The war itself has followed a racial arithmetic. Some of the first Russian soldiers to be killed in battle were ethnic Asians from eastern Russia, and many of those who have died since were forcibly conscripted Ukrainians from the Donbas. Ukrainian women and children have been deported to Russia because they are seen as assimilable, people who can bolster the ranks of white Russians. To starve Africans and Asians, as Putin sees it, is a way to transfer the demographic stress to Europe by way of a wave of refugees fleeing hunger. The Russian bombing of Syrian civilians followed a similar logic.

Nothing in the hunger plan is hidden. At the St. Petersburg International Economic Forum in June 2022, Margarita Simonyan, editor in chief of the state-run network RT, said that all of our hope lies in famine. As the skilled propagandist understands, the point of starving Africans and Asians is to create a backdrop for propaganda. As they begin to die, Ukrainians will be scapegoated. This might or might not work. All past fantasies about Ukraine and its foodstuffs were at one time believed by influential people. Russian propaganda today has an edge in the global South. In much of Africa, Russia is a known quantity, whereas Ukraine is not. Few African leaders have publicly opposed Putins war, and some might be persuaded to parrot his talking points. Across the global South, it is not widely known that Ukraine is a leading exporter of foodnor that it is a poor country with a GDP per capita comparable to that of the countries it feeds, such as Egypt and Algeria.

There is some reason for hope. Ukrainians have been trying to communicate the reality of their position to people in the global South, so that they can speak the truth about Moscows hunger plan and thereby make it impossible. And as Ukraine has gained better weapons from the United States and Europe, Russias hold on the Black Sea has weakened. In July, Ukraine and Russia signed agreements with Turkey that should, in principle, allow some Ukrainian grain to leave the Black Sea and feed Africans and Asians. Yet the day after it signed the agreement, Russia fired missiles at the port of Odessa, from which Ukraine ships much of its grain. A few days after that, Russia killed Ukraines leading agribusinessman in a missile strike. The only sure way to feed the world is for Ukrainian soldiers to fight their way through the province of Kherson to the Black Sea and to victory.

Ukraine is fighting a war against a tyranny that is also a colonial power. Self-rule means not just defending the democratic principle of choosing ones own rulers but also respecting the equality of states. Russian leaders have been clear that they believe that only some states are sovereign, and that Ukraine is nothing more than a colony. A Ukrainian victory would defend Ukrainian sovereignty in particular and the principle of sovereignty in general. It would also improve the prospects of other post-colonial states. As the economist Amartya Sen has argued, imperial famines result from political choices about distribution, not shortages of food. If Ukraine wins, it will resume exporting foodstuffs to the global South. By removing a great risk of suffering and instability in the global South, a victorious Ukraine would preserve the possibility of global cooperation on shared problems such as climate change.

→ **Data records**
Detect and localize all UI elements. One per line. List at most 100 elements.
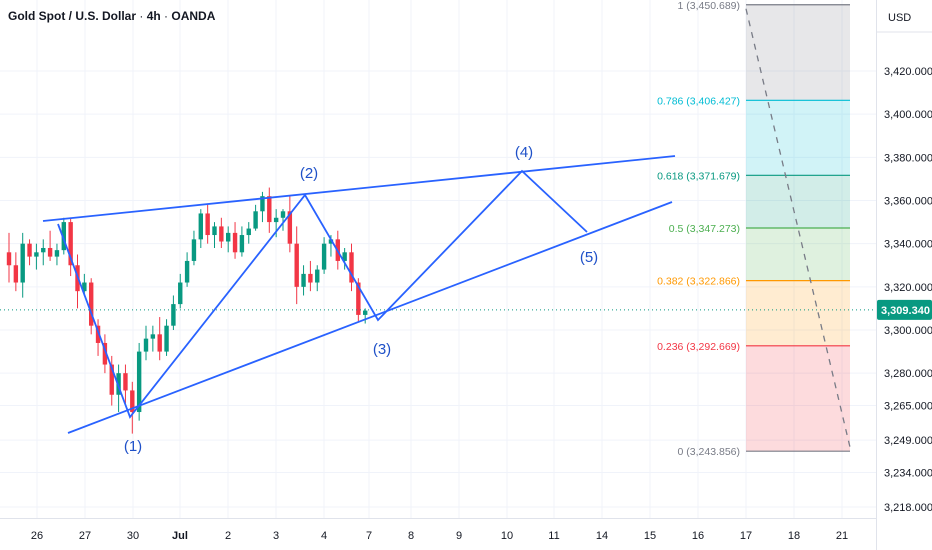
candle xyxy=(109,355,114,406)
time-tick-label: Jul xyxy=(172,530,188,542)
price-tick-label: 3,360.000 xyxy=(884,196,932,208)
fibonacci-retracement[interactable]: 1 (3,450.689) 0.786 (3,406.427) 0.618 (3,3… xyxy=(657,0,851,458)
fib-level-label: 0 (3,243.856) xyxy=(678,446,740,458)
price-tick-label: 3,320.000 xyxy=(884,282,932,294)
price-tick-label: 3,400.000 xyxy=(884,109,932,121)
candle xyxy=(61,217,66,255)
time-tick-label: 9 xyxy=(456,530,462,542)
time-tick-label: 2 xyxy=(225,530,231,542)
candle-body xyxy=(280,211,286,218)
candle xyxy=(157,317,162,361)
candle-body xyxy=(109,364,114,395)
candle xyxy=(150,325,156,352)
time-tick-label: 8 xyxy=(408,530,414,542)
fib-level-label: 0.382 (3,322.866) xyxy=(657,276,740,288)
symbol-name: Gold Spot / U.S. Dollar xyxy=(8,9,137,23)
candle-body xyxy=(20,243,25,283)
price-tick-label: 3,420.000 xyxy=(884,66,932,78)
time-axis[interactable]: 26 27 30 Jul 2 3 4 7 8 9 10 11 14 15 16 17 18 21 xyxy=(0,518,876,550)
candle xyxy=(198,209,203,248)
price-tick-label: 3,265.000 xyxy=(884,401,932,413)
candle xyxy=(294,226,299,305)
price-tick-label: 3,300.000 xyxy=(884,325,932,337)
wave-path xyxy=(57,169,588,419)
candle xyxy=(315,265,320,292)
candle-body xyxy=(239,235,245,253)
candle-body xyxy=(27,243,32,257)
candle xyxy=(219,217,224,248)
candle xyxy=(226,226,231,253)
candle-body xyxy=(164,325,169,352)
candle-body xyxy=(47,247,53,257)
currency-label: USD xyxy=(888,12,911,24)
candle xyxy=(164,319,169,356)
candle-body xyxy=(363,310,368,315)
time-tick-label: 18 xyxy=(788,530,800,542)
time-axis-background xyxy=(0,518,876,550)
wave-label: (2) xyxy=(300,165,318,182)
candle xyxy=(363,308,368,324)
chart-grid xyxy=(0,0,876,518)
fib-level-label: 0.618 (3,371.679) xyxy=(657,170,740,182)
candle xyxy=(191,230,197,266)
candle xyxy=(89,278,94,335)
candle-body xyxy=(54,250,60,257)
candle-body xyxy=(253,211,258,229)
fib-zone xyxy=(746,100,850,176)
candle xyxy=(205,204,210,244)
candle-body xyxy=(13,265,19,283)
time-tick-label: 7 xyxy=(366,530,372,542)
time-tick-label: 27 xyxy=(79,530,91,542)
candle xyxy=(301,265,306,296)
candle-body xyxy=(219,226,224,242)
chart-title: Gold Spot / U.S. Dollar · 4h · OANDA xyxy=(8,9,216,23)
candle-body xyxy=(260,196,265,212)
price-axis[interactable]: USD 3,218.000 3,234.000 3,249.000 3,265.000 3… xyxy=(876,0,932,550)
candle-body xyxy=(184,260,190,283)
candle xyxy=(239,226,245,257)
candle xyxy=(342,247,347,270)
candle xyxy=(184,252,190,287)
time-tick-label: 15 xyxy=(644,530,656,542)
candle-body xyxy=(191,239,197,261)
candle-body xyxy=(95,325,101,343)
candle-body xyxy=(6,252,12,266)
fib-zone xyxy=(746,227,850,281)
last-price-label: 3,309.340 xyxy=(881,305,930,317)
candle xyxy=(102,334,108,374)
time-tick-label: 11 xyxy=(548,530,559,542)
time-tick-label: 3 xyxy=(273,530,279,542)
candle xyxy=(212,222,217,248)
candle xyxy=(246,222,251,244)
wave-label: (5) xyxy=(580,249,598,266)
fib-level-label: 1 (3,450.689) xyxy=(678,0,740,12)
price-tick-label: 3,380.000 xyxy=(884,152,932,164)
candle xyxy=(171,295,176,331)
candle-body xyxy=(246,228,251,236)
price-tick-label: 3,280.000 xyxy=(884,368,932,380)
candle-body xyxy=(157,334,162,352)
candle-body xyxy=(150,334,156,339)
candle-body xyxy=(61,222,66,251)
candle xyxy=(123,364,128,404)
candle xyxy=(20,232,25,298)
candle xyxy=(27,239,32,266)
wave-label: (3) xyxy=(373,341,391,358)
price-tick-label: 3,249.000 xyxy=(884,435,932,447)
candle xyxy=(47,230,53,261)
fib-level-label: 0.786 (3,406.427) xyxy=(657,95,740,107)
candle xyxy=(6,232,12,283)
candle xyxy=(321,237,327,274)
candle-body xyxy=(301,273,306,287)
candle xyxy=(143,325,149,361)
candle-body xyxy=(130,390,135,413)
candle-body xyxy=(68,222,73,266)
candle-body xyxy=(171,304,176,326)
candle xyxy=(178,273,183,309)
time-tick-label: 26 xyxy=(31,530,43,542)
time-tick-label: 21 xyxy=(836,530,848,542)
elliott-wave-drawing[interactable]: (1) (2) (3) (4) (5) xyxy=(42,144,676,455)
time-tick-label: 16 xyxy=(692,530,704,542)
candle xyxy=(13,252,19,292)
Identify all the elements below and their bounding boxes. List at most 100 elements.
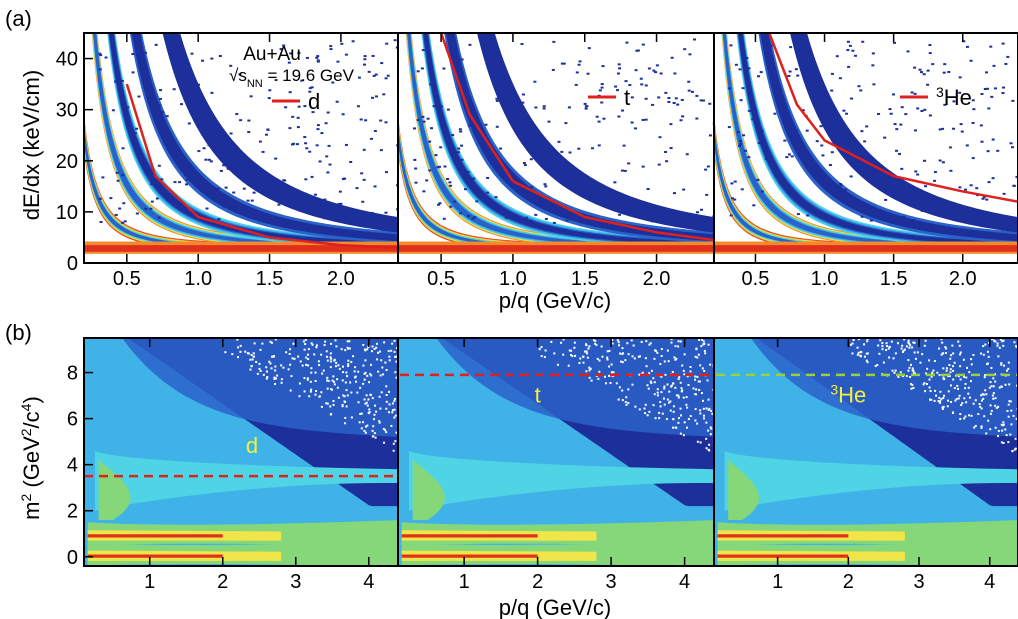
noise-dot [608,349,611,352]
noise-dot [960,404,963,407]
noise-dot [887,347,890,350]
noise-dot [989,412,992,415]
noise-dot [1004,62,1008,65]
noise-dot [123,220,127,223]
noise-dot [851,49,855,52]
noise-dot [681,389,684,392]
noise-dot [171,138,175,141]
noise-dot [940,353,943,356]
noise-dot [996,218,1000,221]
noise-dot [913,129,917,132]
noise-dot [615,89,619,92]
noise-dot [1011,99,1015,102]
noise-dot [842,109,846,112]
noise-dot [578,361,581,364]
noise-dot [284,106,288,109]
noise-dot [686,426,689,429]
noise-dot [881,348,884,351]
noise-dot [932,369,935,372]
noise-dot [910,91,914,94]
noise-dot [362,148,366,151]
noise-dot [632,344,635,347]
noise-dot [702,343,705,346]
noise-dot [899,371,902,374]
noise-dot [910,387,913,390]
noise-dot [971,99,975,102]
noise-dot [207,158,211,161]
noise-dot [994,373,997,376]
noise-dot [992,392,995,395]
noise-dot [852,339,855,342]
noise-dot [1014,437,1017,440]
noise-dot [371,397,374,400]
noise-dot [437,203,441,206]
noise-dot [369,137,373,140]
noise-dot [653,357,656,360]
noise-dot [507,111,511,114]
noise-dot [393,399,396,402]
noise-dot [362,421,365,424]
noise-dot [860,203,864,206]
noise-dot [307,212,311,215]
noise-dot [139,52,143,55]
noise-dot [326,387,329,390]
noise-dot [790,155,794,158]
noise-dot [902,215,906,218]
noise-dot [295,143,299,146]
noise-dot [334,365,337,368]
noise-dot [707,429,710,432]
noise-dot [256,372,259,375]
noise-dot [656,351,659,354]
noise-dot [938,374,941,377]
noise-dot [269,340,272,343]
noise-dot [922,73,926,76]
noise-dot [135,47,139,50]
mip-core [84,245,398,252]
noise-dot [957,397,960,400]
noise-dot [226,167,230,170]
noise-dot [1009,433,1012,436]
noise-dot [366,424,369,427]
noise-dot [942,71,946,74]
noise-dot [677,378,680,381]
noise-dot [330,360,333,363]
noise-dot [315,346,318,349]
noise-dot [1006,55,1010,58]
noise-dot [238,73,242,76]
noise-dot [641,165,645,168]
noise-dot [695,388,698,391]
noise-dot [172,88,176,91]
noise-dot [660,354,663,357]
noise-dot [669,400,672,403]
noise-dot [378,420,381,423]
noise-dot [653,349,656,352]
noise-dot [609,382,612,385]
noise-dot [742,134,746,137]
noise-dot [991,177,995,180]
noise-dot [1007,415,1010,418]
noise-dot [979,124,983,127]
noise-dot [621,109,625,112]
noise-dot [280,378,283,381]
noise-dot [965,45,969,48]
noise-dot [897,177,901,180]
noise-dot [279,48,283,51]
noise-dot [375,342,378,345]
noise-dot [372,74,376,77]
noise-dot [910,383,913,386]
noise-dot [341,405,344,408]
noise-dot [310,342,313,345]
noise-dot [959,412,962,415]
noise-dot [283,179,287,182]
noise-dot [131,71,135,74]
noise-dot [958,394,961,397]
noise-dot [987,107,991,110]
noise-dot [1001,92,1005,95]
noise-dot [733,180,737,183]
noise-dot [982,196,986,199]
noise-dot [222,164,226,167]
noise-dot [307,364,310,367]
noise-dot [369,373,372,376]
noise-dot [653,393,656,396]
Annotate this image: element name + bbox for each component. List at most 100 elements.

→ **Task description**
Please return everything from "There is some" down to "and to victory." in the passage on Russia's hunger plan, copied word for word.

→ **Response**
There is some reason for hope. Ukrainians have been trying to communicate the reality of their position to people in the global South, so that they can speak the truth about Moscows hunger plan and thereby make it impossible. And as Ukraine has gained better weapons from the United States and Europe, Russias hold on the Black Sea has weakened. In July, Ukraine and Russia signed agreements with Turkey that should, in principle, allow some Ukrainian grain to leave the Black Sea and feed Africans and Asians. Yet the day after it signed the agreement, Russia fired missiles at the port of Odessa, from which Ukraine ships much of its grain. A few days after that, Russia killed Ukraines leading agribusinessman in a missile strike. The only sure way to feed the world is for Ukrainian soldiers to fight their way through the province of Kherson to the Black Sea and to victory.